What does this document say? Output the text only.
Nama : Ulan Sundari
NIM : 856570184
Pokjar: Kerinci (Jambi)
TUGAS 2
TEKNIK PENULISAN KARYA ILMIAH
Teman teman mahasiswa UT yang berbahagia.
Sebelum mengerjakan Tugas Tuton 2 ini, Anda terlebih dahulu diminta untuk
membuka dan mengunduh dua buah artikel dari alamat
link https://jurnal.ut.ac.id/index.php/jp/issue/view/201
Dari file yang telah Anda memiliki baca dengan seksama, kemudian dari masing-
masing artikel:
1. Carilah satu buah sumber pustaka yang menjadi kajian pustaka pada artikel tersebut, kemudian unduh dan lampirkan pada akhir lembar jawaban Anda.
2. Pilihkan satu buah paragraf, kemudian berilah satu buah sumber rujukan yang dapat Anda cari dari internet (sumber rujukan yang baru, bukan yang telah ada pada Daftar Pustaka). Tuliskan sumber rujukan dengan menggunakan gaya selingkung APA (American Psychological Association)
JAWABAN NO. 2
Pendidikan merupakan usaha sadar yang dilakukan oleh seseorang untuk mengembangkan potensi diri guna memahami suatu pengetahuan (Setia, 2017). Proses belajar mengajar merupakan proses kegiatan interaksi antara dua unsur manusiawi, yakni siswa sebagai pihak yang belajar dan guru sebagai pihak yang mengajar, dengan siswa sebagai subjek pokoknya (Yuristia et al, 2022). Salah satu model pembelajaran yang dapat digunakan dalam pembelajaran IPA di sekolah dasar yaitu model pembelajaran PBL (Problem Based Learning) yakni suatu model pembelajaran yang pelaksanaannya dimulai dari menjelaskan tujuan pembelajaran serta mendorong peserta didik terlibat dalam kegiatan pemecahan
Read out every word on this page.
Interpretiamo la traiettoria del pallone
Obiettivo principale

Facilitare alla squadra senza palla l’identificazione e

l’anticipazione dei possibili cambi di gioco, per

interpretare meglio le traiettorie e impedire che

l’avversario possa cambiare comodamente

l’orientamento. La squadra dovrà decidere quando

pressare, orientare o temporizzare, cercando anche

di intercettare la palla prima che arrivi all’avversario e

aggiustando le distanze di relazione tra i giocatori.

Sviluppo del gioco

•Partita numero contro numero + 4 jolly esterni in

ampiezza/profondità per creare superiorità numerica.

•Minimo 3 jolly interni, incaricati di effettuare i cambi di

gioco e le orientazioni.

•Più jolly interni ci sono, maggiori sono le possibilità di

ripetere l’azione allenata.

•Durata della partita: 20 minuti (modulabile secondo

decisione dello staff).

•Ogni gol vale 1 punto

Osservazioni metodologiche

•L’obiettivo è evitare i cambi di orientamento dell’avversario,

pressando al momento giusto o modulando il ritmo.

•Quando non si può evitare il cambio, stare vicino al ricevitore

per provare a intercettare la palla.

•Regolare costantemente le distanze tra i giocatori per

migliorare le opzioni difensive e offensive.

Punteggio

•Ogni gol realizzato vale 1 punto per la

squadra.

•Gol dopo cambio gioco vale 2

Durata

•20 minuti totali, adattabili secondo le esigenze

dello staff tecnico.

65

> _Directions for this task_
Check each line of the entries above, and show every one holding the word "sumber".

> _Task response_
1. Carilah satu buah sumber pustaka yang menjadi kajian pustaka pada artikel tersebut, kemudian unduh dan lampirkan pada akhir lembar jawaban Anda.
2. Pilihkan satu buah paragraf, kemudian berilah satu buah sumber rujukan yang dapat Anda cari dari internet (sumber rujukan yang baru, bukan yang telah ada pada Daftar Pustaka). Tuliskan sumber rujukan dengan menggunakan gaya selingkung APA (American Psychological Association)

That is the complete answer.